■ **What is required**
Quote the records below in full, exactly as given, with the images taken out.
* Begin *
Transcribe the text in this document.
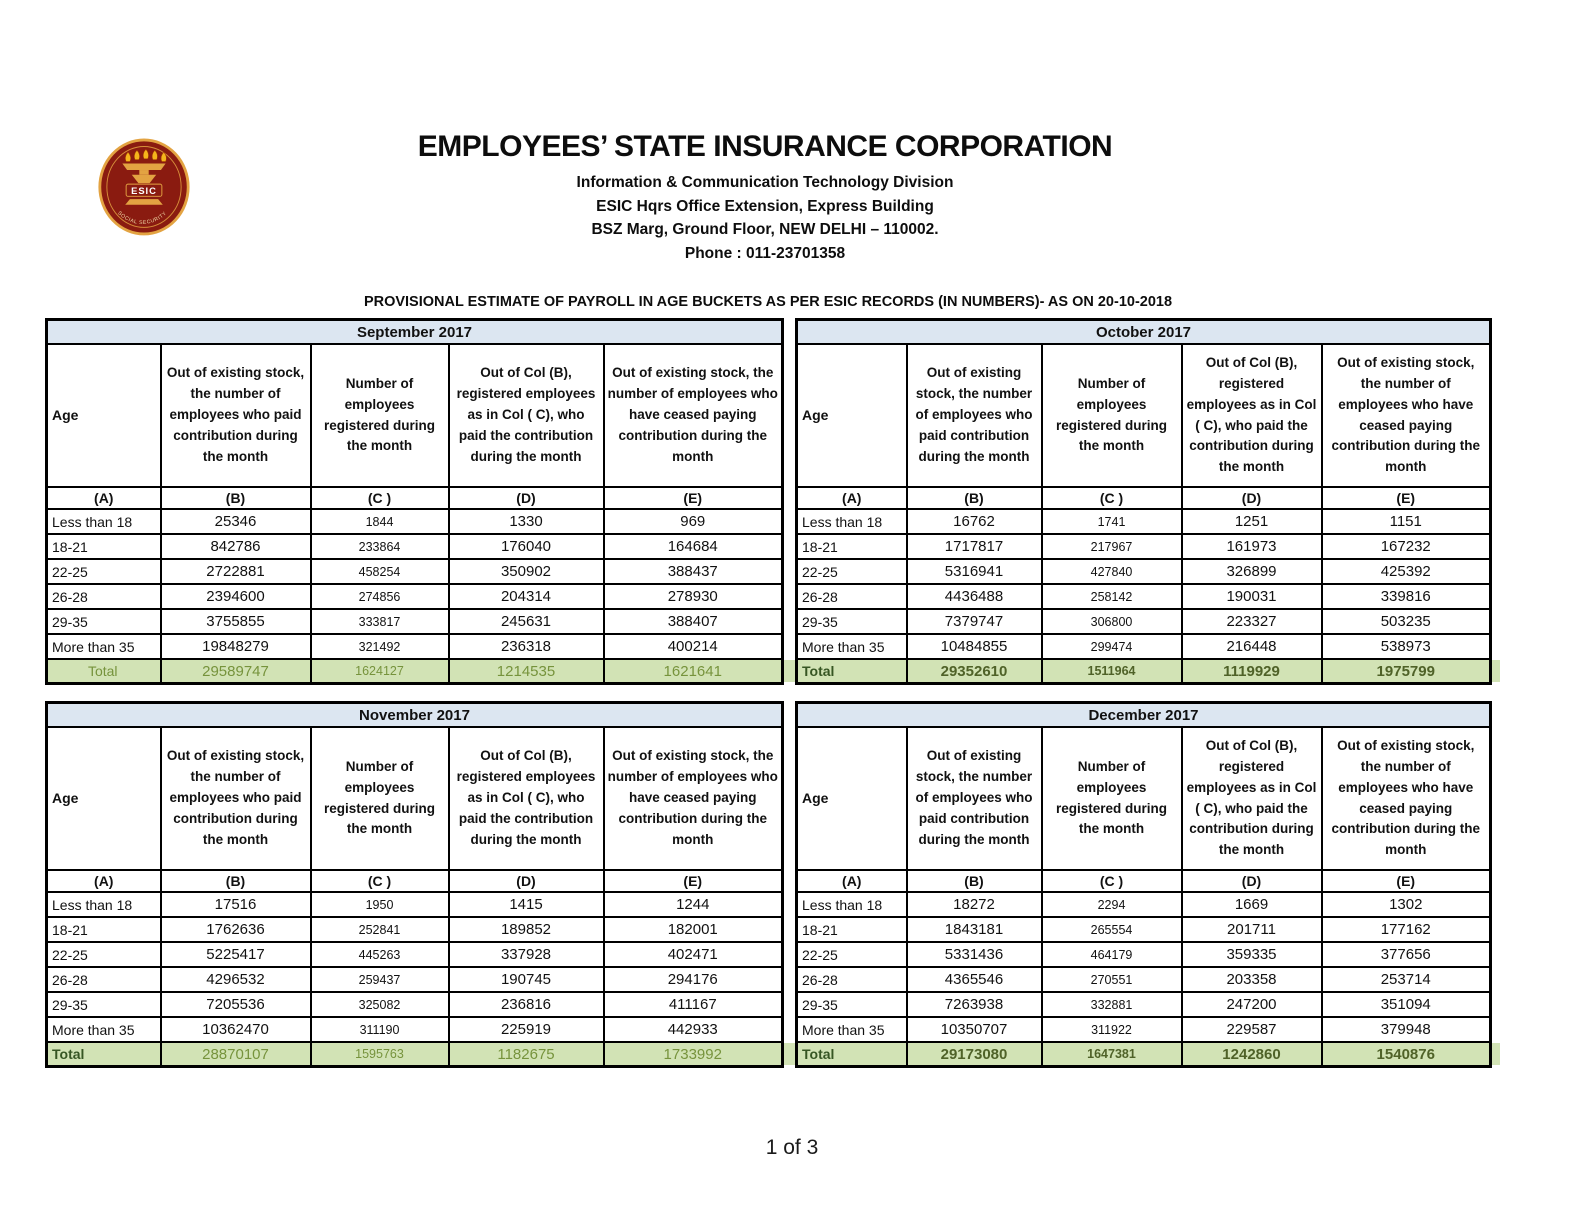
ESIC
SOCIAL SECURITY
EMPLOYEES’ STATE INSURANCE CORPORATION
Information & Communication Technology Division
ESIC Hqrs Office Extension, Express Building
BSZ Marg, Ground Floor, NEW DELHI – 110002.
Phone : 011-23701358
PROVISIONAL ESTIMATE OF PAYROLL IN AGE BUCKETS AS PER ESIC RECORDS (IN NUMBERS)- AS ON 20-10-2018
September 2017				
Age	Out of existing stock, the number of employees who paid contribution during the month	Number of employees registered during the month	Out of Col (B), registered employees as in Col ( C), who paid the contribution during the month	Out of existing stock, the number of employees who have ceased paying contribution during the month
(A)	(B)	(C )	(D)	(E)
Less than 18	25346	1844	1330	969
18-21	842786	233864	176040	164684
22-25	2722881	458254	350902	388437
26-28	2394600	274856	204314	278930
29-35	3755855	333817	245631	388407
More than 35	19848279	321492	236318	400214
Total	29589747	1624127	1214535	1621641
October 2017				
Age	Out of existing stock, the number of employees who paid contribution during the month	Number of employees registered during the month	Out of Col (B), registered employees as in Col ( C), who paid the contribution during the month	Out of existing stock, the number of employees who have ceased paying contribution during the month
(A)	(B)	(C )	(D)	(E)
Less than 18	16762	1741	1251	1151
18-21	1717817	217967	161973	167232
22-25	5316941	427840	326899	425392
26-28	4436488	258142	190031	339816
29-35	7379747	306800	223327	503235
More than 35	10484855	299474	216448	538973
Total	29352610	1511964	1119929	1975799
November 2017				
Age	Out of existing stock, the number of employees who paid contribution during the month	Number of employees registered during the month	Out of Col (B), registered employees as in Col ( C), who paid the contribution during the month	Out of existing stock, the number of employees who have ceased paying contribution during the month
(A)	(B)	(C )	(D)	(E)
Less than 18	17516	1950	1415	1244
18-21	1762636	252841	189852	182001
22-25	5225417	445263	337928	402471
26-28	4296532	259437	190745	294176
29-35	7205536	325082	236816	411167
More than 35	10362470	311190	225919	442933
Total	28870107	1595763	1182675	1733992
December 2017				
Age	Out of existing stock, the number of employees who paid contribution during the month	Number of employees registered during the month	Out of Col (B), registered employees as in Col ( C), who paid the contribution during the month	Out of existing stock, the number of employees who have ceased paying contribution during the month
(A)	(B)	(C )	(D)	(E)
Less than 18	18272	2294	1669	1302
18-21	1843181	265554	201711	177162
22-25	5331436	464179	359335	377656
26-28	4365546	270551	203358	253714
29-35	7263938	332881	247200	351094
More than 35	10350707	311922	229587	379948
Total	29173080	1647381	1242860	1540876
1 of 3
* End *
■ **Answer to the exercise**
Transcribe the text in this document.
ESIC
SOCIAL SECURITY
EMPLOYEES’ STATE INSURANCE CORPORATION
Information & Communication Technology Division
ESIC Hqrs Office Extension, Express Building
BSZ Marg, Ground Floor, NEW DELHI – 110002.
Phone : 011-23701358
PROVISIONAL ESTIMATE OF PAYROLL IN AGE BUCKETS AS PER ESIC RECORDS (IN NUMBERS)- AS ON 20-10-2018
September 2017				
Age	Out of existing stock, the number of employees who paid contribution during the month	Number of employees registered during the month	Out of Col (B), registered employees as in Col ( C), who paid the contribution during the month	Out of existing stock, the number of employees who have ceased paying contribution during the month
(A)	(B)	(C )	(D)	(E)
Less than 18	25346	1844	1330	969
18-21	842786	233864	176040	164684
22-25	2722881	458254	350902	388437
26-28	2394600	274856	204314	278930
29-35	3755855	333817	245631	388407
More than 35	19848279	321492	236318	400214
Total	29589747	1624127	1214535	1621641
October 2017				
Age	Out of existing stock, the number of employees who paid contribution during the month	Number of employees registered during the month	Out of Col (B), registered employees as in Col ( C), who paid the contribution during the month	Out of existing stock, the number of employees who have ceased paying contribution during the month
(A)	(B)	(C )	(D)	(E)
Less than 18	16762	1741	1251	1151
18-21	1717817	217967	161973	167232
22-25	5316941	427840	326899	425392
26-28	4436488	258142	190031	339816
29-35	7379747	306800	223327	503235
More than 35	10484855	299474	216448	538973
Total	29352610	1511964	1119929	1975799
November 2017				
Age	Out of existing stock, the number of employees who paid contribution during the month	Number of employees registered during the month	Out of Col (B), registered employees as in Col ( C), who paid the contribution during the month	Out of existing stock, the number of employees who have ceased paying contribution during the month
(A)	(B)	(C )	(D)	(E)
Less than 18	17516	1950	1415	1244
18-21	1762636	252841	189852	182001
22-25	5225417	445263	337928	402471
26-28	4296532	259437	190745	294176
29-35	7205536	325082	236816	411167
More than 35	10362470	311190	225919	442933
Total	28870107	1595763	1182675	1733992
December 2017				
Age	Out of existing stock, the number of employees who paid contribution during the month	Number of employees registered during the month	Out of Col (B), registered employees as in Col ( C), who paid the contribution during the month	Out of existing stock, the number of employees who have ceased paying contribution during the month
(A)	(B)	(C )	(D)	(E)
Less than 18	18272	2294	1669	1302
18-21	1843181	265554	201711	177162
22-25	5331436	464179	359335	377656
26-28	4365546	270551	203358	253714
29-35	7263938	332881	247200	351094
More than 35	10350707	311922	229587	379948
Total	29173080	1647381	1242860	1540876
1 of 3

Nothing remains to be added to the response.